§ ZITIERTER ABSCHNITT

# # #

# Eclipse(ME) dazu bringen die JavaDocs anzuzeigen



## Jockel (8. Mrz 2006)

Eclipse treibt mich in den Wahnsinn!

Ich habe hier das Eclipse SDK 3.1.1 und EclipseME 1.2.3 und ich möchte bei einem J2ME-Projekt einfach nur bei jeder Methode die Parameter als Tooltip angezeigt bekommen. Aber anstatt mir die Namen der Parameter anzuzeigen bekomme ich nur arg0, arg1, arg2, etc. angezeigt.
Alle Versuche die ich unternommen habe, um bei Google schlau zu werden sind kläglich gescheitert und auch diese Anleitung konnte mir auch nicht weiterhelfen: http://eclipseme.org/docs/advJavadoc.html 

Kann mir irgendwer erklären warum ich (oder Eclipse,... dass sei jetzt mal dahingestellt), es nicht gebacken bekomme, mir ein einfaches Tooltip-Fenster anzeigen zu lassen, wo die JavaDoc erscheint?

Ganz ehrlich, für den privaten Gebrauch wäre Eclipse schon 10 mal von der Platte geflogen... Netbeans kriegt es doch auch geregelt, standardmäßig die Tooltips anzuzeigen, ohne irgendwelche Konfigurationsorgien zu durchleben.

*erstMalVölligFrustriertEineRauchenGehenUndAufAntwortAbwarten*


----------



## norman (8. Mrz 2006)

# # #

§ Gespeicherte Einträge
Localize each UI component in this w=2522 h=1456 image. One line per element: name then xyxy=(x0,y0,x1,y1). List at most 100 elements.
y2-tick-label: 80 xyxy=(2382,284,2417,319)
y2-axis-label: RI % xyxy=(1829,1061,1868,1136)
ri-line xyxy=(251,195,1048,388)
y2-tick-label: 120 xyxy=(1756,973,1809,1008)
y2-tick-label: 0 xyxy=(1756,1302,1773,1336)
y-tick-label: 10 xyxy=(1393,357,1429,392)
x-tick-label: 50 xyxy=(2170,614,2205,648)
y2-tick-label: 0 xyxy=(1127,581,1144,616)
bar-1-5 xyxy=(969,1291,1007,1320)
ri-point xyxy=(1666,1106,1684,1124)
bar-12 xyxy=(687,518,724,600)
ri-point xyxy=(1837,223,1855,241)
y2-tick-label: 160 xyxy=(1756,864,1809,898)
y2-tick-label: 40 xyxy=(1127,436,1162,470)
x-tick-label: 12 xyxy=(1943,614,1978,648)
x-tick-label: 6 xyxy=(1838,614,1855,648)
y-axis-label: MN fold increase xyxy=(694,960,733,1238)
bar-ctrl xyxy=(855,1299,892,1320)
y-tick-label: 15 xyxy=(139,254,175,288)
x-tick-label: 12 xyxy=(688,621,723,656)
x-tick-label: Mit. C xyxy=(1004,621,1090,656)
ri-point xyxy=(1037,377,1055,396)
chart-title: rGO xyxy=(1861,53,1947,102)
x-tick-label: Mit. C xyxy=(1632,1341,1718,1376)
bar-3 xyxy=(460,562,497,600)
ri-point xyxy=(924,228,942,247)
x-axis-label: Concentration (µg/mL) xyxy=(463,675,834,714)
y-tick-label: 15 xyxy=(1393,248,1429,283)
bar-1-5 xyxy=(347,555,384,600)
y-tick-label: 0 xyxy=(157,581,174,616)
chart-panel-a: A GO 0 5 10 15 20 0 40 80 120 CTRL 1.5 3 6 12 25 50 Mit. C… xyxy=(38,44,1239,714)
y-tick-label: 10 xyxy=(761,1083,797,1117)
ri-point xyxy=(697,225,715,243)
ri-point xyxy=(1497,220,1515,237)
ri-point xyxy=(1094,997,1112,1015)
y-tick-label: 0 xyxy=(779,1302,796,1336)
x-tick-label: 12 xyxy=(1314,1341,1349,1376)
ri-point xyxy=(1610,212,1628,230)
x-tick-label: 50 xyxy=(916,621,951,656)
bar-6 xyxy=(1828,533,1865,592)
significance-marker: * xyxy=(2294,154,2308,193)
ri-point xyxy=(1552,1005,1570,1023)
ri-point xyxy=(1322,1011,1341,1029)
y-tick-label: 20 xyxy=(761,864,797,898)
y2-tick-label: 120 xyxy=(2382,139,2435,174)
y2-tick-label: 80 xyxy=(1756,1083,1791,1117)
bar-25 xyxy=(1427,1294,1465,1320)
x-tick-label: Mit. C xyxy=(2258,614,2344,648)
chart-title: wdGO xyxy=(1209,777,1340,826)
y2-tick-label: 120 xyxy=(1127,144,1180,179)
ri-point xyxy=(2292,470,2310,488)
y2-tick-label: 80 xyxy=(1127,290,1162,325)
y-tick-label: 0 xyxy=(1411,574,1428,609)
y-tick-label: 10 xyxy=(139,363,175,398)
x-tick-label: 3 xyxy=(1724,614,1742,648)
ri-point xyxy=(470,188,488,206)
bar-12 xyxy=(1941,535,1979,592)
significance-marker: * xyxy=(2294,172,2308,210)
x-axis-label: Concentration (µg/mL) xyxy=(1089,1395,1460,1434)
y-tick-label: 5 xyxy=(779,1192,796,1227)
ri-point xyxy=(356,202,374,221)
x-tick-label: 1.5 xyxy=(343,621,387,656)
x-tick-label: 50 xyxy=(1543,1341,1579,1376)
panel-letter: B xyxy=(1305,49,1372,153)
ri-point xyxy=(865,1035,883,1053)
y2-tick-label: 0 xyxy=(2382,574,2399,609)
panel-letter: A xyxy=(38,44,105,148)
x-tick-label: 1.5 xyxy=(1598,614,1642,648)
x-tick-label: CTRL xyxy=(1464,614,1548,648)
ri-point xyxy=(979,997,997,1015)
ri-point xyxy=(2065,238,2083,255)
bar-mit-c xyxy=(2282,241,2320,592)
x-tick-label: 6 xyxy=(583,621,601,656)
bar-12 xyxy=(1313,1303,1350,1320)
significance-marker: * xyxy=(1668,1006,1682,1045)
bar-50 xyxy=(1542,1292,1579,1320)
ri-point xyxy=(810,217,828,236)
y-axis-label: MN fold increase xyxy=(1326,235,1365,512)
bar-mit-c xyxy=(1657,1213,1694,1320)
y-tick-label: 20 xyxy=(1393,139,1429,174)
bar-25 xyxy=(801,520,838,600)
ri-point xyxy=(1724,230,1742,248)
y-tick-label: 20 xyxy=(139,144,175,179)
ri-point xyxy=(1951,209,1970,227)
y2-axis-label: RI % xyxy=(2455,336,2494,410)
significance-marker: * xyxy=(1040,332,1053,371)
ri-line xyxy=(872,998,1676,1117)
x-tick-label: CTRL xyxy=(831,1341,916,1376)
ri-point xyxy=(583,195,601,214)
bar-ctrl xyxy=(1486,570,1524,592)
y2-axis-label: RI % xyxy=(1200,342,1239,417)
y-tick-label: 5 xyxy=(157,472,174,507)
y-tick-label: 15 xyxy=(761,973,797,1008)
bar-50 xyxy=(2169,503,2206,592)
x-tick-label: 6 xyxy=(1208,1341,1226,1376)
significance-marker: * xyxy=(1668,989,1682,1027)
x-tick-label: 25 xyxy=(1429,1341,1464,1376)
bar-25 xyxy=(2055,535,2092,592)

# # #

§ AUFGABE
Führe den Forumsthread über die fehlenden JavaDoc-Tooltips in EclipseME bitte nach seiner letzten Zeile weiter.

§ ERGEBNIS
hm. ich schätze, du musst eclipse mitteilen, wo die source-dateien liegen..weiß allerdings jetzt nicht genau wo es geht, deshalb so:

versuche doch mal im code in eine java-klasse zu springen (strg + klick), zum beispiel in String oder so.
Dann wird er dir nicht den Quellcode anzeigen, sondern eine meldung. da müsste dann auch ein link sein "add source irgendwas.."

und da musst du dann src.zip angeben (liegt im JDK-home). oder rt.jar? bin mir nciht sicher..aber irgendwie so :wink:


----------



## Jockel (8. Mrz 2006)

Das wird ja in dem obigen Link beschrieben... und genau das habe ich auch gemacht... Ich kann auch mit STRG+Klick in die jeweiligen Klassen springen, aber ich möchte nicht jedesmal mir den Source anschauen, nur um zu wissen welche Methode welchen Parameter an welcher Stelle benötigt.

Dennoch erstmal Danke für deine Antwort.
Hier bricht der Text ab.